- Problem statement
Lines containing the word "Eyaculación" are to be counted; state their number and nothing further.

※ ※ ※

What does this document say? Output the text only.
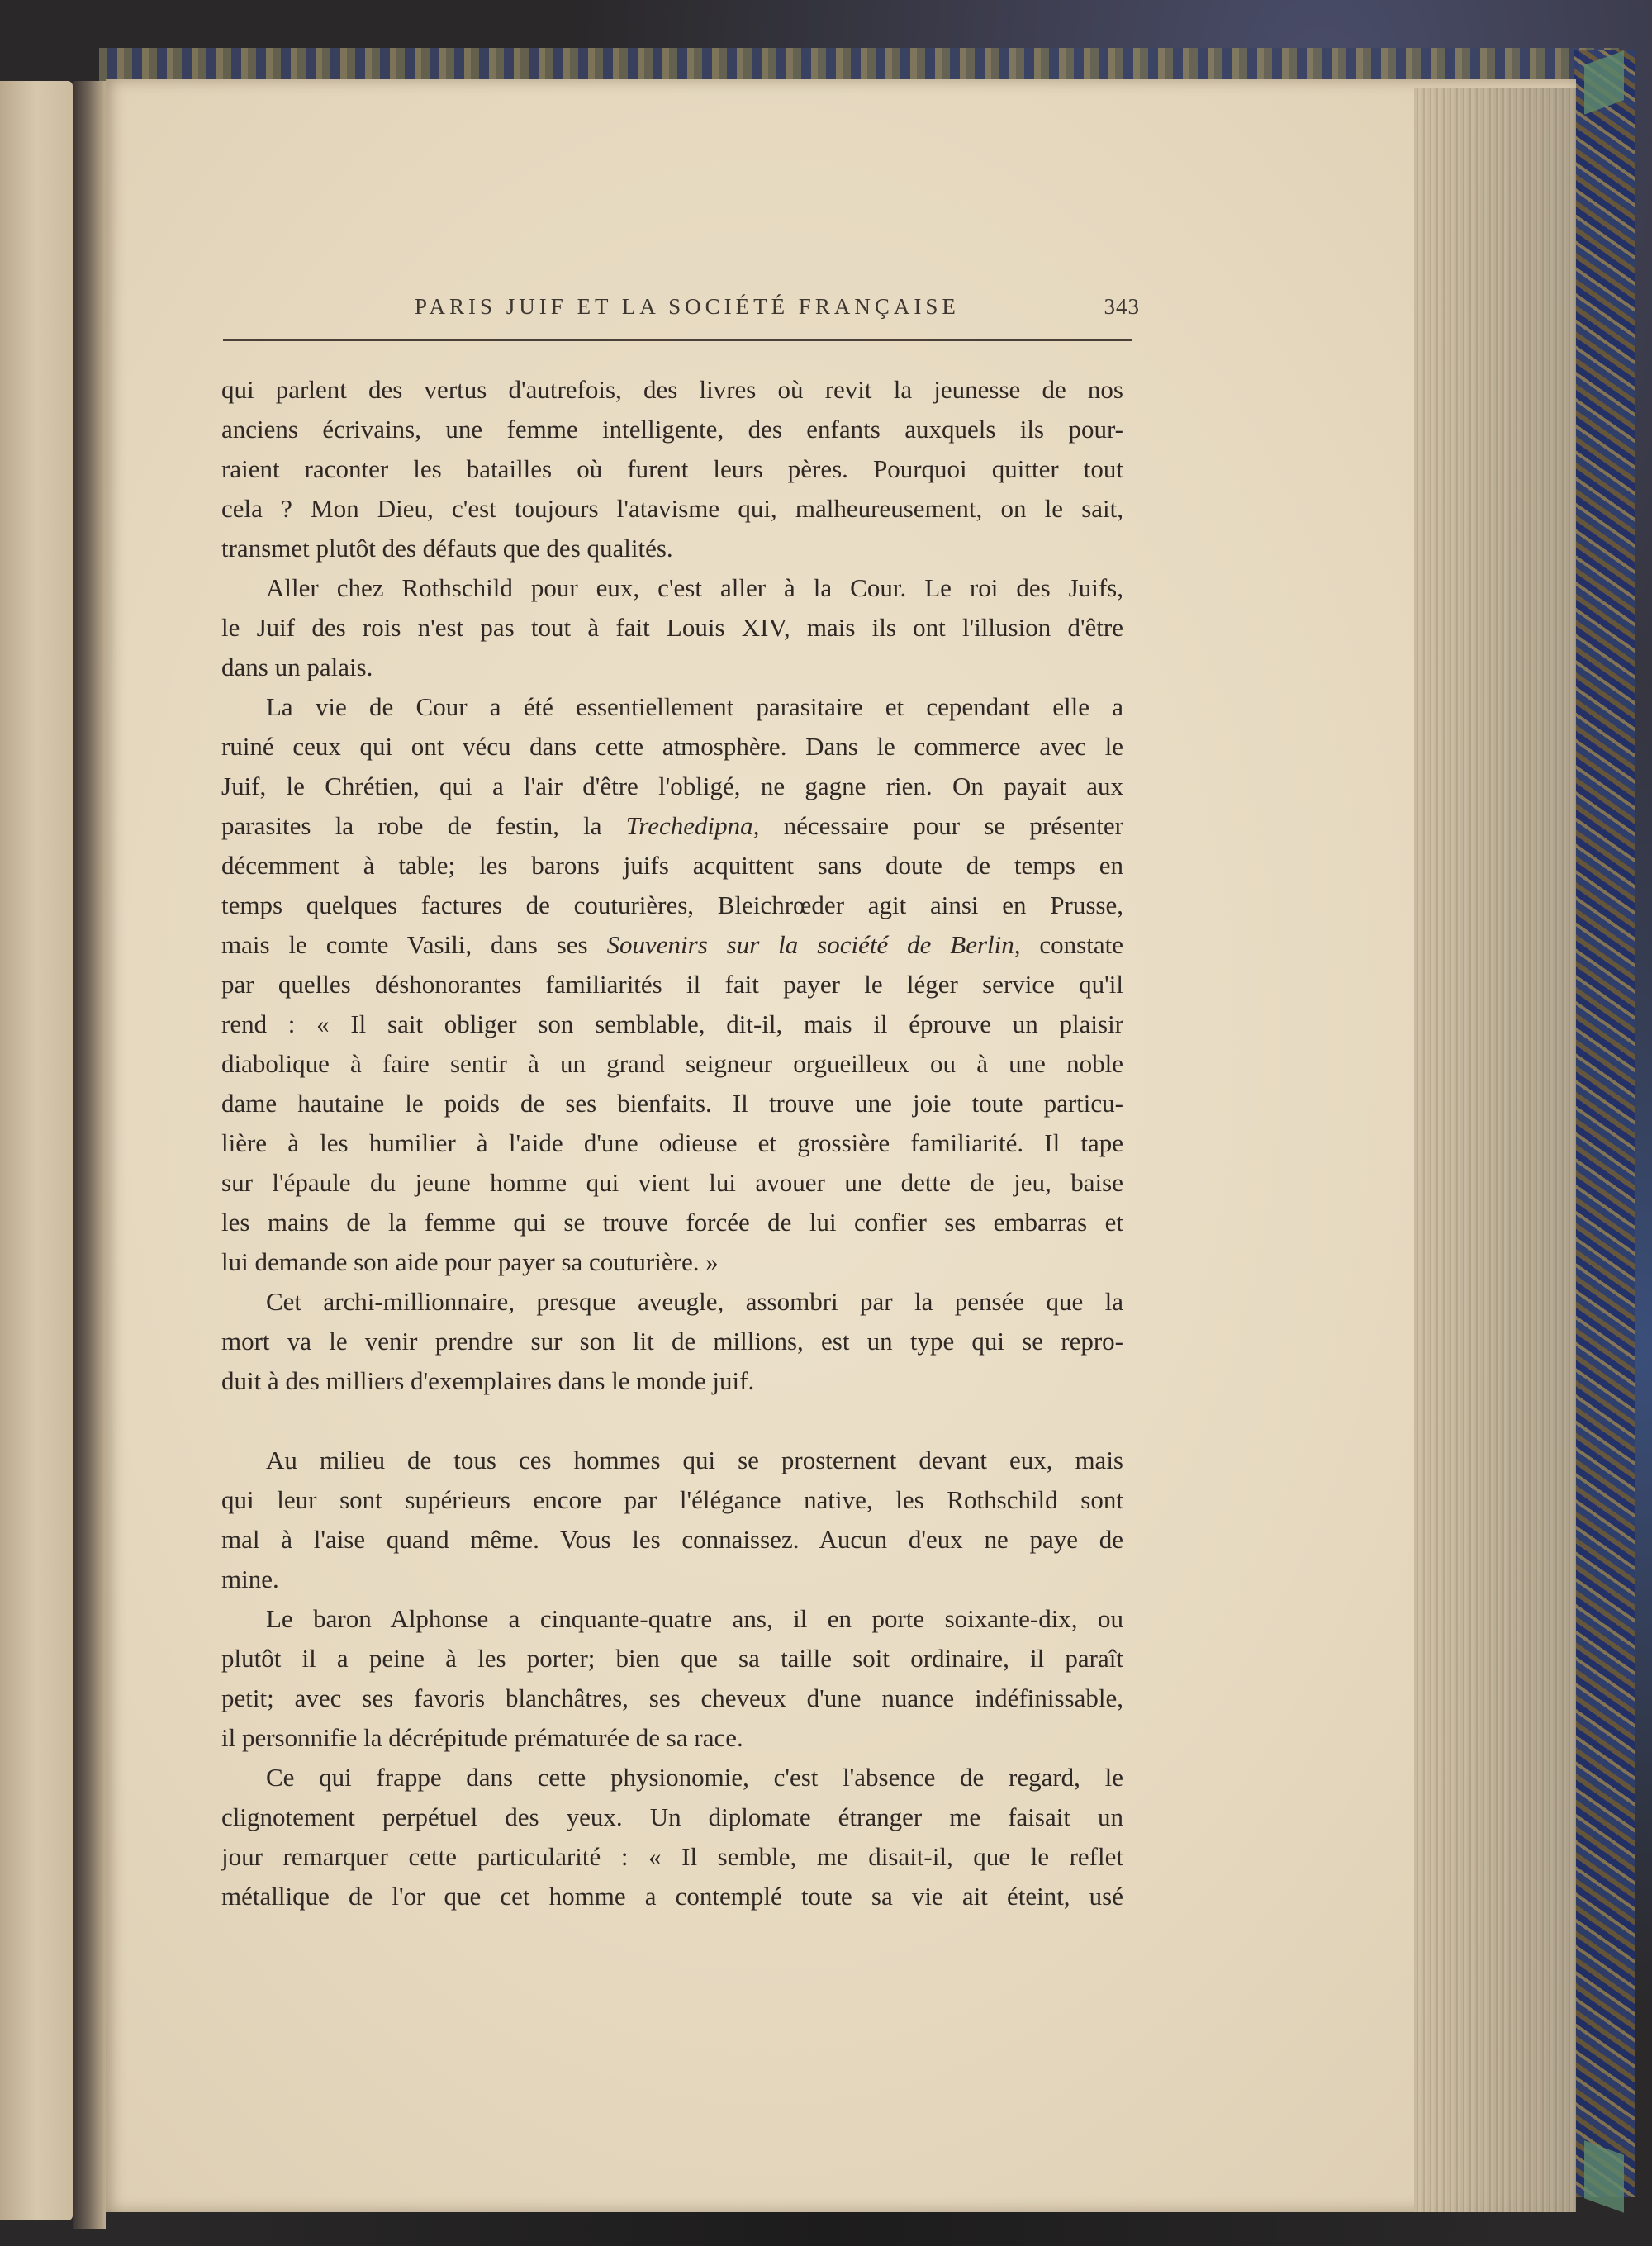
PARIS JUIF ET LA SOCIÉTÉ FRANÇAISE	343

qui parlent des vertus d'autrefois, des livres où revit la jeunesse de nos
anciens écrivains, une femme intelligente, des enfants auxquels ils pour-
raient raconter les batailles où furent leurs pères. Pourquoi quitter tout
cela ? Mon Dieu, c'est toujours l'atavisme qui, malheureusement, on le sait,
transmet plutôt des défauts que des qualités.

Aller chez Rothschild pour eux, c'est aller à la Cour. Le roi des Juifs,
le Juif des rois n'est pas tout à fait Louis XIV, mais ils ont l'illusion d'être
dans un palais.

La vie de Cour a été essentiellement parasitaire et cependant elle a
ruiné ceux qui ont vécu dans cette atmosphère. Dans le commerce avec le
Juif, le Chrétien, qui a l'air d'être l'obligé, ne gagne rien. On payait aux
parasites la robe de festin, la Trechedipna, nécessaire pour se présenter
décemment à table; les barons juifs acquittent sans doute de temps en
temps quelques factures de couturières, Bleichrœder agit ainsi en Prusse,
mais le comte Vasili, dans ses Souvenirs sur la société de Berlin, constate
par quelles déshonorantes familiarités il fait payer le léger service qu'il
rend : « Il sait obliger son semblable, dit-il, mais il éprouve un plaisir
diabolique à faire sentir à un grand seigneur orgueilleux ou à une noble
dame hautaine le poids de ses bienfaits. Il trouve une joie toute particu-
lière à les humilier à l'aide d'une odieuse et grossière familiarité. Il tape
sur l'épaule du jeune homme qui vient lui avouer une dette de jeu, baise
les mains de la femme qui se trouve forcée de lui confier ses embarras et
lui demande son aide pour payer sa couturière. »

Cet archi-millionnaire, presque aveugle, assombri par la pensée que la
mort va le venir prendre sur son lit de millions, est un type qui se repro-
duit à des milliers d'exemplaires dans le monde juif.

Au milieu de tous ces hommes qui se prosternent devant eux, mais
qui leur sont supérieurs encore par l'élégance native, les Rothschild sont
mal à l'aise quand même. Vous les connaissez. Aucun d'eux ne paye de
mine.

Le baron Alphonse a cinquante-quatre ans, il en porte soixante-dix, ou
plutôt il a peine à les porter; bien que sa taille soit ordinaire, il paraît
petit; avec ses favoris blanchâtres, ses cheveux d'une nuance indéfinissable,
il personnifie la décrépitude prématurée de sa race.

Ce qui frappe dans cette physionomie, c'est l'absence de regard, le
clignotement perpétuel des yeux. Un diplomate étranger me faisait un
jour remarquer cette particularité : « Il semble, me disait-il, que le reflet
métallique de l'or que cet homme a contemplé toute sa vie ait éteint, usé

※ ※ ※

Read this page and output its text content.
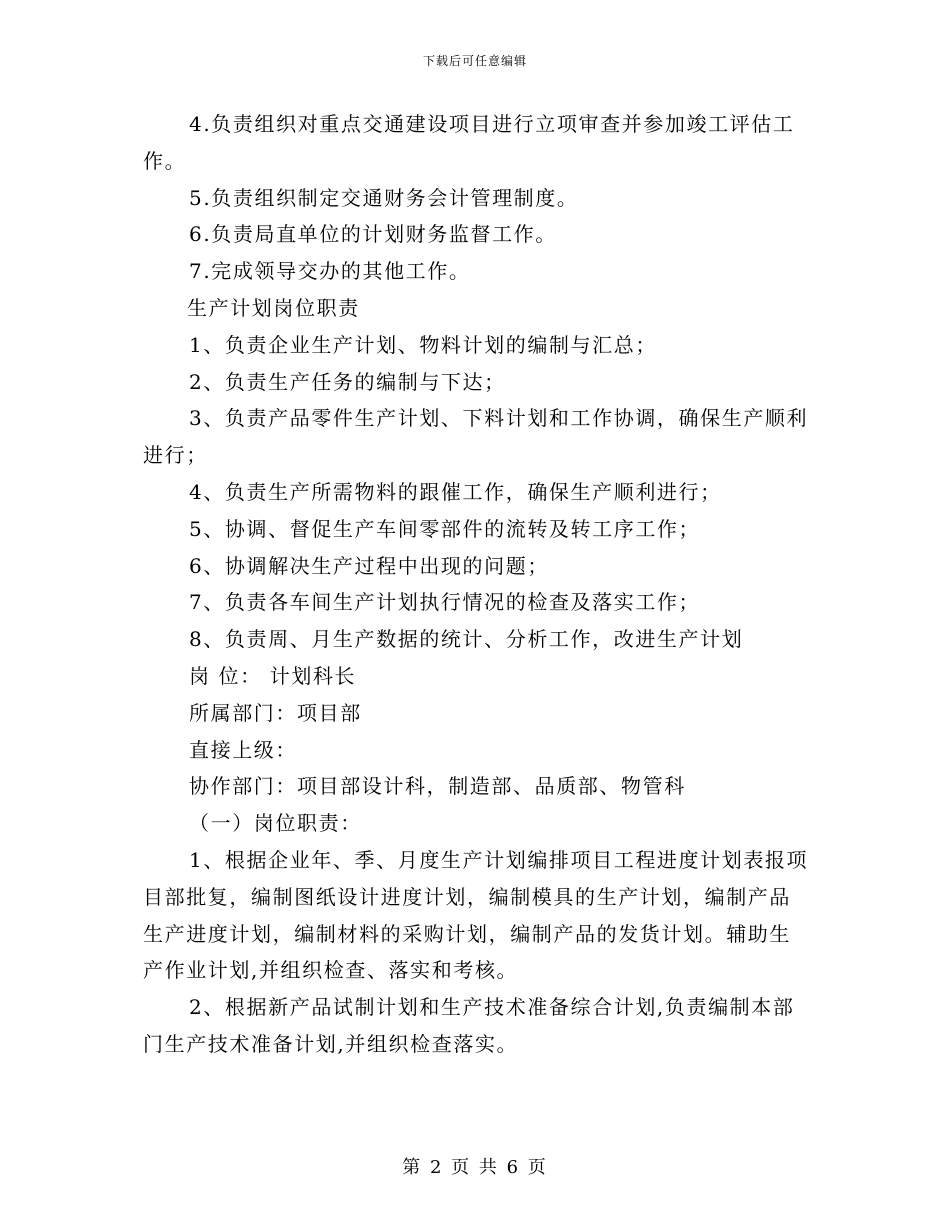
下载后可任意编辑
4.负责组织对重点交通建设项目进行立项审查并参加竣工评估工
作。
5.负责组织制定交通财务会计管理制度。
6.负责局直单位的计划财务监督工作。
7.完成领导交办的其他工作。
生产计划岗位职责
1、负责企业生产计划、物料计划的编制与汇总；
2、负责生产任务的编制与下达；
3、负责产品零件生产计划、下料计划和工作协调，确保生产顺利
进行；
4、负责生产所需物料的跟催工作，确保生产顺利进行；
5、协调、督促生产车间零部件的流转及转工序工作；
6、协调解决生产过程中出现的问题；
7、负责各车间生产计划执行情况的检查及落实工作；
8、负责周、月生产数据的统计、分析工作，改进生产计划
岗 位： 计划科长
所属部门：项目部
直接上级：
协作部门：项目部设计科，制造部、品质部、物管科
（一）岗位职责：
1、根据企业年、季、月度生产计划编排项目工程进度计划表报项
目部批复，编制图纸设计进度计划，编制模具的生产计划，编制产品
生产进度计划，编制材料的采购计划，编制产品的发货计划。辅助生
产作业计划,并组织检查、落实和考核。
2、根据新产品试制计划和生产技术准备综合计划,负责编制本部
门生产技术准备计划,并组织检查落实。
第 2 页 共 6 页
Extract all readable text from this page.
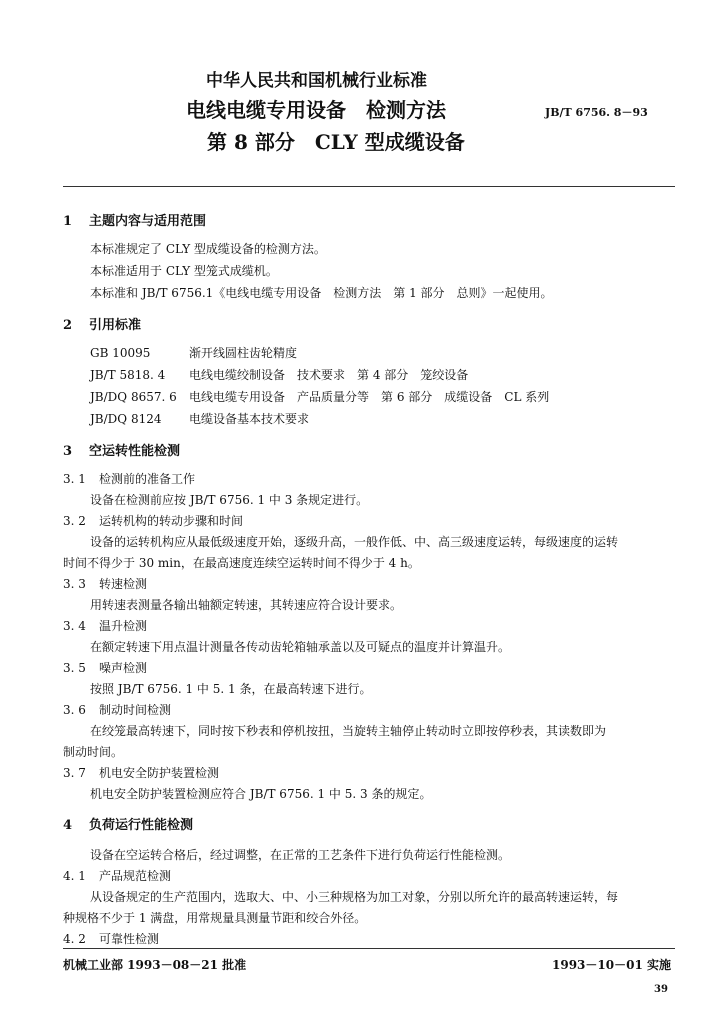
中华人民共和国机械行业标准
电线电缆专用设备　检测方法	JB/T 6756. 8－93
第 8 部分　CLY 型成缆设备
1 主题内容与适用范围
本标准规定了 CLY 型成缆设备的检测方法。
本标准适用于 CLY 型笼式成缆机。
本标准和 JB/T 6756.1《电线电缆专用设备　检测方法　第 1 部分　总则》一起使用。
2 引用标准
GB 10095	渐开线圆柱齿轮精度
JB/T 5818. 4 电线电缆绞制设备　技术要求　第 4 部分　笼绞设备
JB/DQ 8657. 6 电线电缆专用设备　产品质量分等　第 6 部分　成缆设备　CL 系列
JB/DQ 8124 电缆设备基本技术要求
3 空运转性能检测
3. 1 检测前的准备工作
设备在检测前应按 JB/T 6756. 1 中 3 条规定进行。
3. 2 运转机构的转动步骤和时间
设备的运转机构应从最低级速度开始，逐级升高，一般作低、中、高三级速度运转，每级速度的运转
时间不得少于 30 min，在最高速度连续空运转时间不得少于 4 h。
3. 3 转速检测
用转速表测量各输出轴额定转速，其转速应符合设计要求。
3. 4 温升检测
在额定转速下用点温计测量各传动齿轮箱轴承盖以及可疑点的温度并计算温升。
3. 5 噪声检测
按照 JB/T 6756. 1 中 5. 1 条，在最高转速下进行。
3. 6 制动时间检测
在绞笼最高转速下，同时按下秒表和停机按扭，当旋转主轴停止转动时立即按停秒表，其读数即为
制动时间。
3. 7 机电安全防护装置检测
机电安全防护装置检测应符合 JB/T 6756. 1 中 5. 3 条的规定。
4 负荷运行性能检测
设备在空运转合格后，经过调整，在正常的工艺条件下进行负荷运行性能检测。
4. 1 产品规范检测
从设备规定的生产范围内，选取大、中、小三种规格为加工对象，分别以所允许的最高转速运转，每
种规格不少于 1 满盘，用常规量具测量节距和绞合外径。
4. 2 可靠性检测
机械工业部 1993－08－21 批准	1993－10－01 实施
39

※ ※ ※

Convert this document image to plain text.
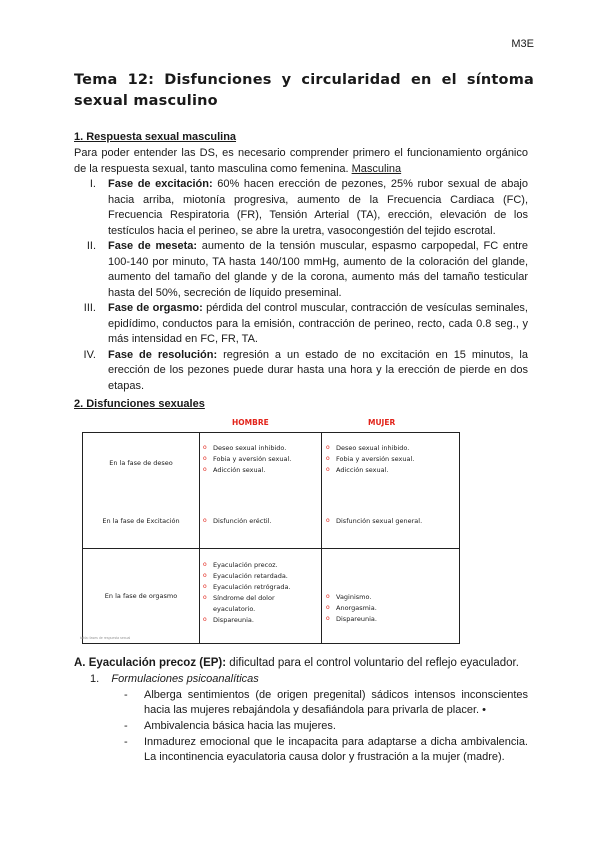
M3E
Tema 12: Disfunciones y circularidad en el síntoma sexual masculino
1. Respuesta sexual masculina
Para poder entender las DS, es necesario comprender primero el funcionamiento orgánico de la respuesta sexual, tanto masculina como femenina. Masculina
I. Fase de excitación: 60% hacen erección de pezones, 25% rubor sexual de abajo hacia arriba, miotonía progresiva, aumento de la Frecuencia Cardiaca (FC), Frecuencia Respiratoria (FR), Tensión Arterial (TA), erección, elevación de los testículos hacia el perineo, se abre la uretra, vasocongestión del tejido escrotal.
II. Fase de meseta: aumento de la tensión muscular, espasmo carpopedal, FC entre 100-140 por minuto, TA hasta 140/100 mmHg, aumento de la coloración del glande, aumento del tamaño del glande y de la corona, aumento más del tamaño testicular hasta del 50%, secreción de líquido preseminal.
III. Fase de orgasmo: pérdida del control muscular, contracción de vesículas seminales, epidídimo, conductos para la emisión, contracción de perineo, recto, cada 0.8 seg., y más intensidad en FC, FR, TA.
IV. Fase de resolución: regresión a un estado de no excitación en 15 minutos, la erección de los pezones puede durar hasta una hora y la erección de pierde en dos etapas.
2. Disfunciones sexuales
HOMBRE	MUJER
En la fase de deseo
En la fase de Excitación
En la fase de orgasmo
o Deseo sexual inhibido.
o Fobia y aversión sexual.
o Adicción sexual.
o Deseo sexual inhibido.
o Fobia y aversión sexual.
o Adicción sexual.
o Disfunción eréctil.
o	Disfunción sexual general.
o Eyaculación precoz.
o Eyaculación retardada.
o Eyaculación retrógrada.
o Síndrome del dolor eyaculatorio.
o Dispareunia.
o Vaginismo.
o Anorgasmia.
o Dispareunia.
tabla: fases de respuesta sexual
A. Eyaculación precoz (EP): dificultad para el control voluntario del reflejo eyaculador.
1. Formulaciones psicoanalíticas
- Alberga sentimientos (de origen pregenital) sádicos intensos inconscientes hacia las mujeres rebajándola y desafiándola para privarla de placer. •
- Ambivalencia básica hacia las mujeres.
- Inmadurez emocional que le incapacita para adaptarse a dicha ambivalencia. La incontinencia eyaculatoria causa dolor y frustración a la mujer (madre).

※ ※ ※

- Exercise response
4